_STATED GOAL:_
Your task is to transcribe all of the records exactly and leave out the pictures.
━━━
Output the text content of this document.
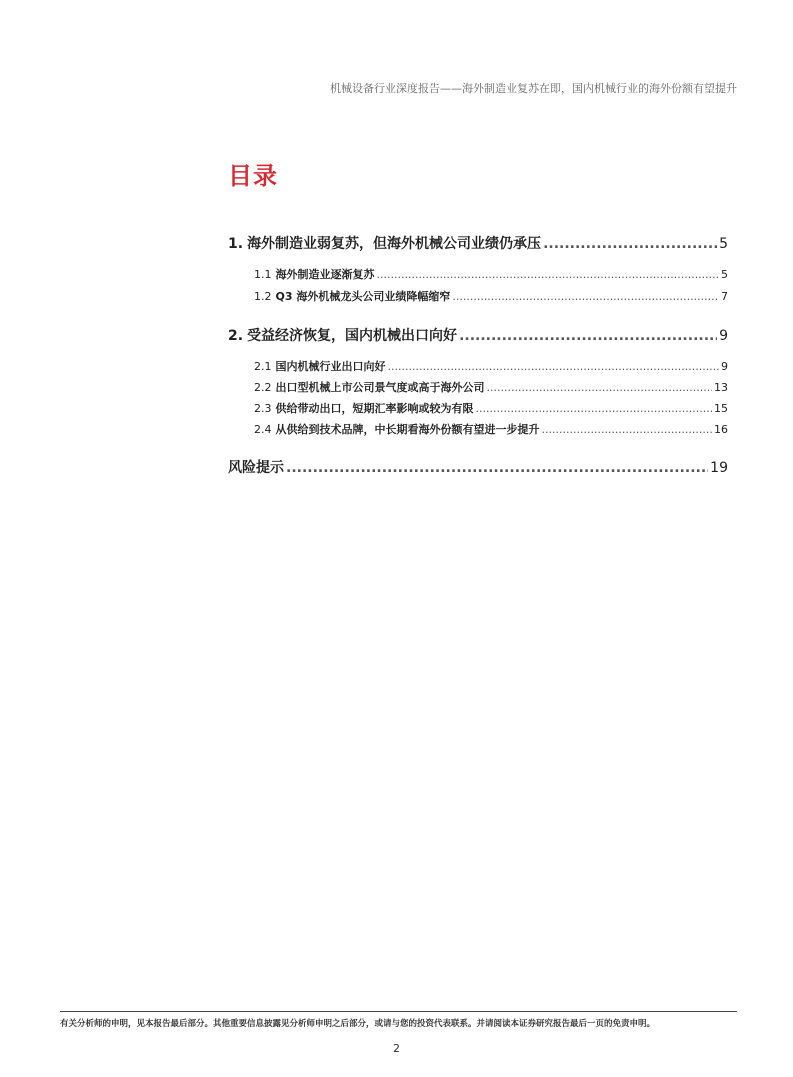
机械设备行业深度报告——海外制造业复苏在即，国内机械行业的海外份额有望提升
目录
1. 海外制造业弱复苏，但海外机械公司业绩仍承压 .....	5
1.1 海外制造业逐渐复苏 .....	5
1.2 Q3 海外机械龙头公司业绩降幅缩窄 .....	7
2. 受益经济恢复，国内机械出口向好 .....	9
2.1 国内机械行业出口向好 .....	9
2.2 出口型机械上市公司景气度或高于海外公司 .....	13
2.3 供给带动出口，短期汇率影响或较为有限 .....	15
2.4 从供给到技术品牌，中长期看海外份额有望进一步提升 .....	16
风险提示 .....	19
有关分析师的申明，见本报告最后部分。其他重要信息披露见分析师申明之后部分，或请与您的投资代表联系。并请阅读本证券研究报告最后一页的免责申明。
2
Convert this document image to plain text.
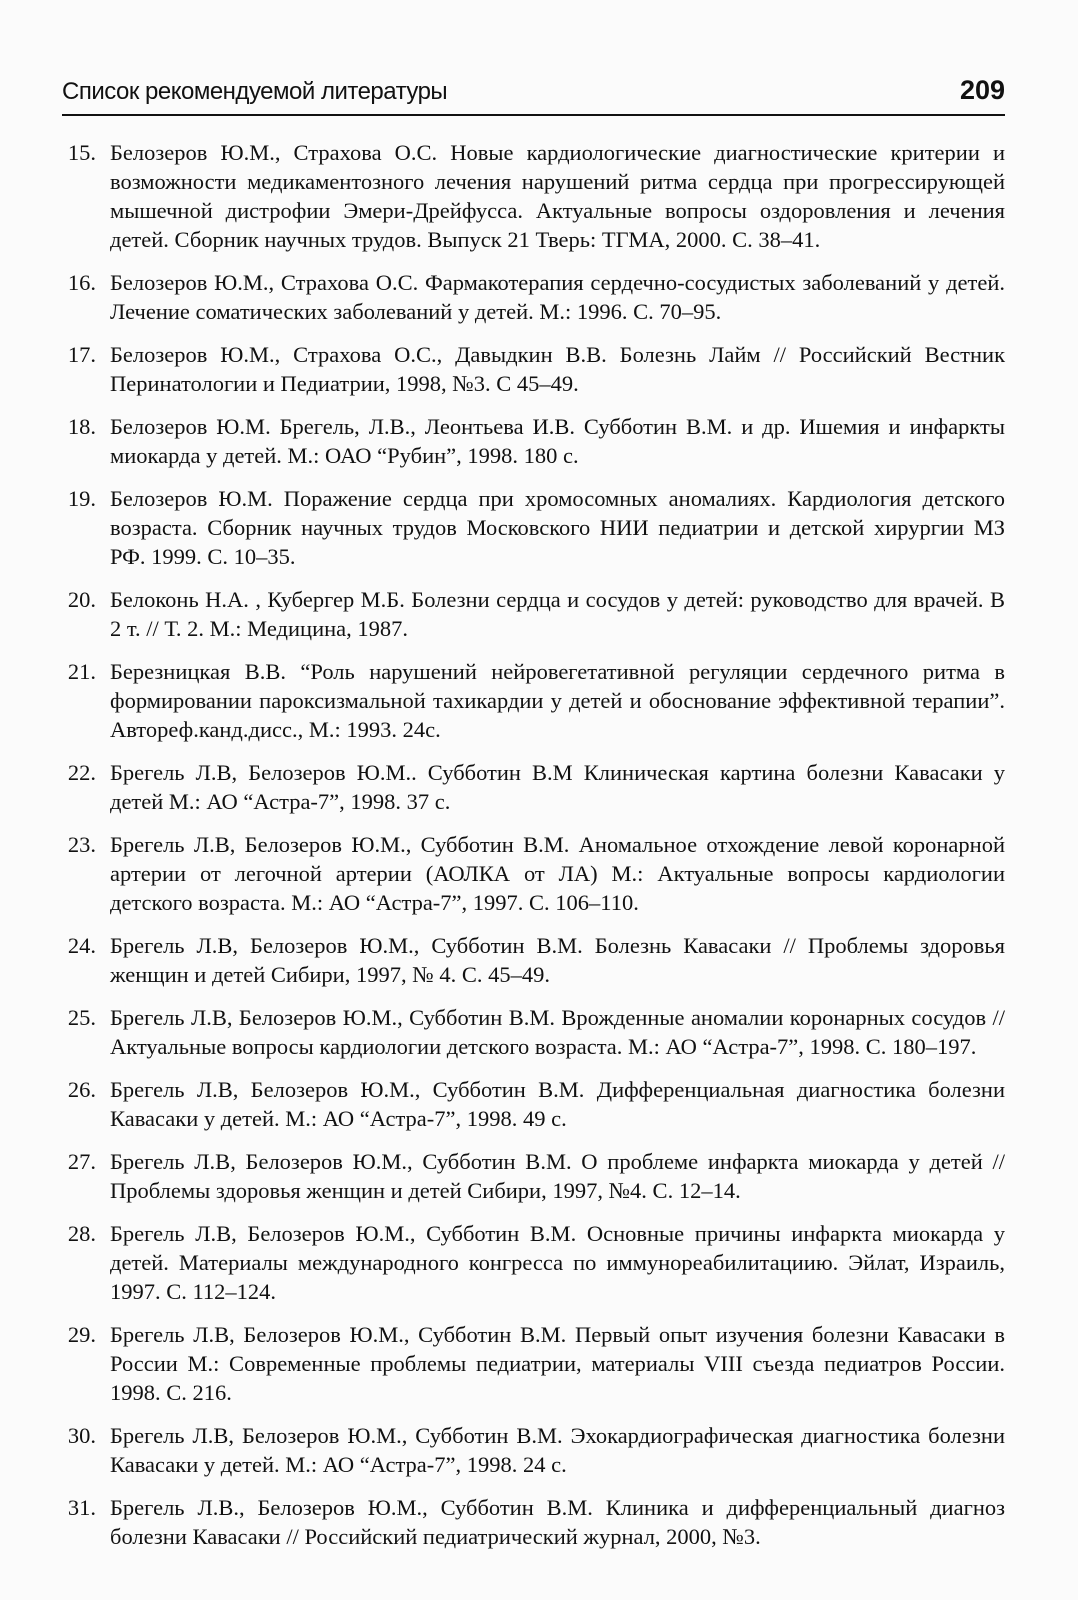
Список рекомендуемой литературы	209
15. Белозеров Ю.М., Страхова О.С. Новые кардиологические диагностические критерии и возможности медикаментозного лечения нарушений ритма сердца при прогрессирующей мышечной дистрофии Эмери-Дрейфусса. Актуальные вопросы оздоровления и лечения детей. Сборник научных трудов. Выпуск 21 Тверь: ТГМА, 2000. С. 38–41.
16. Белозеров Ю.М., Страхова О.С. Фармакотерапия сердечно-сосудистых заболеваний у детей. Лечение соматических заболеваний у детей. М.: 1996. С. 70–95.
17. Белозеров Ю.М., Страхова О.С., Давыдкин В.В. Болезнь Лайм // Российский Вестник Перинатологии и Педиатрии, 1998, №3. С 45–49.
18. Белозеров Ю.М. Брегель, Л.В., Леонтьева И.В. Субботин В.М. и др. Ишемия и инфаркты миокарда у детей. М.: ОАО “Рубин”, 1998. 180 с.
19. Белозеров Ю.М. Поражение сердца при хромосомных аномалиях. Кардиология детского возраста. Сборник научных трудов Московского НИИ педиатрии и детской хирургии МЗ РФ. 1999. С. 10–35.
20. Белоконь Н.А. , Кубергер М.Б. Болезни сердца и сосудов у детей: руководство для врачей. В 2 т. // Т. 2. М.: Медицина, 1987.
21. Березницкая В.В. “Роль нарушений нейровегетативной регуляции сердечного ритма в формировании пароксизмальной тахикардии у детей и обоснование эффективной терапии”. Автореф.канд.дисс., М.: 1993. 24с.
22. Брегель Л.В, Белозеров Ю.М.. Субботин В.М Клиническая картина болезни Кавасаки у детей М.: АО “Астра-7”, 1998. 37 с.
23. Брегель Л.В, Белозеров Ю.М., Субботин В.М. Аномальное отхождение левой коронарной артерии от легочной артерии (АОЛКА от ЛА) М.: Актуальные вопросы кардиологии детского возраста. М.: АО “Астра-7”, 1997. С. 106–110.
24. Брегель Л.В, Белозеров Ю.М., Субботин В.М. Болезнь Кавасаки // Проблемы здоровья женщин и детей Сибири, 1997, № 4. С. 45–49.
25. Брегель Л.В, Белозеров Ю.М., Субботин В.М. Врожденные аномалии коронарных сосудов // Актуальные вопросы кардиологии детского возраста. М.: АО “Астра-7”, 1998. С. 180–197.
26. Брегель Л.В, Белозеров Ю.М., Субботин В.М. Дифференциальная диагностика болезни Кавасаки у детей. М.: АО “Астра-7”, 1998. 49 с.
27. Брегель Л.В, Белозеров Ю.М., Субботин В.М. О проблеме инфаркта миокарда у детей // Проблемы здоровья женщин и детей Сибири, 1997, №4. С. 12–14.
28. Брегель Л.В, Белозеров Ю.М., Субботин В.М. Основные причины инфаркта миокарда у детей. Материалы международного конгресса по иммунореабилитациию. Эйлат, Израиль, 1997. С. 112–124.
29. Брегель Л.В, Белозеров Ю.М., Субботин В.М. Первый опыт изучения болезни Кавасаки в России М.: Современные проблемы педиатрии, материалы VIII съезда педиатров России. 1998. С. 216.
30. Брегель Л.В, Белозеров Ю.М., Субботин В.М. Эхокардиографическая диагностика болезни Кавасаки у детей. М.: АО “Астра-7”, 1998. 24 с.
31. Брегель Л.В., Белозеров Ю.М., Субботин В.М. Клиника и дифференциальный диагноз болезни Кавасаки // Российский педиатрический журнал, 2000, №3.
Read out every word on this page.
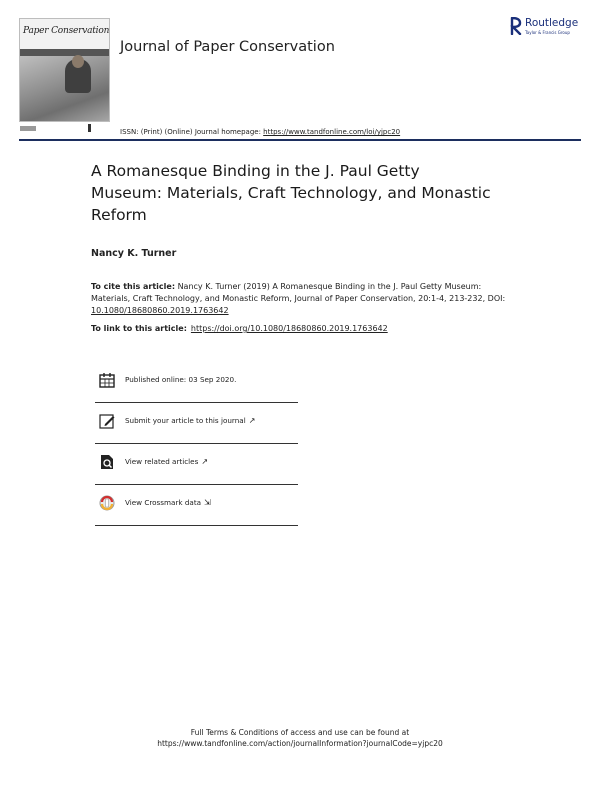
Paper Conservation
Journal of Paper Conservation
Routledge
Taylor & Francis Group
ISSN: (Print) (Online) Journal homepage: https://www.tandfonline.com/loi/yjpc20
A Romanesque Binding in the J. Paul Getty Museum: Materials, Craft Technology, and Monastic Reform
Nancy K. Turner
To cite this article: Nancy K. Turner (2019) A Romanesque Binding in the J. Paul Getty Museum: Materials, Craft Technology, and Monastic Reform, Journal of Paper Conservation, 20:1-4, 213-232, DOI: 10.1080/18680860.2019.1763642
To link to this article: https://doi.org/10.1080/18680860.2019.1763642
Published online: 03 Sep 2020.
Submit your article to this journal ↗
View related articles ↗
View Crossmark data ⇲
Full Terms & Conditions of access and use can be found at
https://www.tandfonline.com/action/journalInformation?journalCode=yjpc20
━━━
_RESULT OF THIS TASK:_
Output the text content of this document.
机械设备行业深度报告——海外制造业复苏在即，国内机械行业的海外份额有望提升
目录
1. 海外制造业弱复苏，但海外机械公司业绩仍承压 .....	5
1.1 海外制造业逐渐复苏 .....	5
1.2 Q3 海外机械龙头公司业绩降幅缩窄 .....	7
2. 受益经济恢复，国内机械出口向好 .....	9
2.1 国内机械行业出口向好 .....	9
2.2 出口型机械上市公司景气度或高于海外公司 .....	13
2.3 供给带动出口，短期汇率影响或较为有限 .....	15
2.4 从供给到技术品牌，中长期看海外份额有望进一步提升 .....	16
风险提示 .....	19
有关分析师的申明，见本报告最后部分。其他重要信息披露见分析师申明之后部分，或请与您的投资代表联系。并请阅读本证券研究报告最后一页的免责申明。
2
Convert this document image to plain text.
Список рекомендуемой литературы	209
15. Белозеров Ю.М., Страхова О.С. Новые кардиологические диагностические критерии и возможности медикаментозного лечения нарушений ритма сердца при прогрессирующей мышечной дистрофии Эмери-Дрейфусса. Актуальные вопросы оздоровления и лечения детей. Сборник научных трудов. Выпуск 21 Тверь: ТГМА, 2000. С. 38–41.
16. Белозеров Ю.М., Страхова О.С. Фармакотерапия сердечно-сосудистых заболеваний у детей. Лечение соматических заболеваний у детей. М.: 1996. С. 70–95.
17. Белозеров Ю.М., Страхова О.С., Давыдкин В.В. Болезнь Лайм // Российский Вестник Перинатологии и Педиатрии, 1998, №3. С 45–49.
18. Белозеров Ю.М. Брегель, Л.В., Леонтьева И.В. Субботин В.М. и др. Ишемия и инфаркты миокарда у детей. М.: ОАО “Рубин”, 1998. 180 с.
19. Белозеров Ю.М. Поражение сердца при хромосомных аномалиях. Кардиология детского возраста. Сборник научных трудов Московского НИИ педиатрии и детской хирургии МЗ РФ. 1999. С. 10–35.
20. Белоконь Н.А. , Кубергер М.Б. Болезни сердца и сосудов у детей: руководство для врачей. В 2 т. // Т. 2. М.: Медицина, 1987.
21. Березницкая В.В. “Роль нарушений нейровегетативной регуляции сердечного ритма в формировании пароксизмальной тахикардии у детей и обоснование эффективной терапии”. Автореф.канд.дисс., М.: 1993. 24с.
22. Брегель Л.В, Белозеров Ю.М.. Субботин В.М Клиническая картина болезни Кавасаки у детей М.: АО “Астра-7”, 1998. 37 с.
23. Брегель Л.В, Белозеров Ю.М., Субботин В.М. Аномальное отхождение левой коронарной артерии от легочной артерии (АОЛКА от ЛА) М.: Актуальные вопросы кардиологии детского возраста. М.: АО “Астра-7”, 1997. С. 106–110.
24. Брегель Л.В, Белозеров Ю.М., Субботин В.М. Болезнь Кавасаки // Проблемы здоровья женщин и детей Сибири, 1997, № 4. С. 45–49.
25. Брегель Л.В, Белозеров Ю.М., Субботин В.М. Врожденные аномалии коронарных сосудов // Актуальные вопросы кардиологии детского возраста. М.: АО “Астра-7”, 1998. С. 180–197.
26. Брегель Л.В, Белозеров Ю.М., Субботин В.М. Дифференциальная диагностика болезни Кавасаки у детей. М.: АО “Астра-7”, 1998. 49 с.
27. Брегель Л.В, Белозеров Ю.М., Субботин В.М. О проблеме инфаркта миокарда у детей // Проблемы здоровья женщин и детей Сибири, 1997, №4. С. 12–14.
28. Брегель Л.В, Белозеров Ю.М., Субботин В.М. Основные причины инфаркта миокарда у детей. Материалы международного конгресса по иммунореабилитациию. Эйлат, Израиль, 1997. С. 112–124.
29. Брегель Л.В, Белозеров Ю.М., Субботин В.М. Первый опыт изучения болезни Кавасаки в России М.: Современные проблемы педиатрии, материалы VIII съезда педиатров России. 1998. С. 216.
30. Брегель Л.В, Белозеров Ю.М., Субботин В.М. Эхокардиографическая диагностика болезни Кавасаки у детей. М.: АО “Астра-7”, 1998. 24 с.
31. Брегель Л.В., Белозеров Ю.М., Субботин В.М. Клиника и дифференциальный диагноз болезни Кавасаки // Российский педиатрический журнал, 2000, №3.
Read out every word on this page.
Paper Conservation
Journal of Paper Conservation
Routledge
Taylor & Francis Group
ISSN: (Print) (Online) Journal homepage: https://www.tandfonline.com/loi/yjpc20
A Romanesque Binding in the J. Paul Getty Museum: Materials, Craft Technology, and Monastic Reform
Nancy K. Turner
To cite this article: Nancy K. Turner (2019) A Romanesque Binding in the J. Paul Getty Museum: Materials, Craft Technology, and Monastic Reform, Journal of Paper Conservation, 20:1-4, 213-232, DOI: 10.1080/18680860.2019.1763642
To link to this article: https://doi.org/10.1080/18680860.2019.1763642
Published online: 03 Sep 2020.
Submit your article to this journal ↗
View related articles ↗
View Crossmark data ⇲
Full Terms & Conditions of access and use can be found at
https://www.tandfonline.com/action/journalInformation?journalCode=yjpc20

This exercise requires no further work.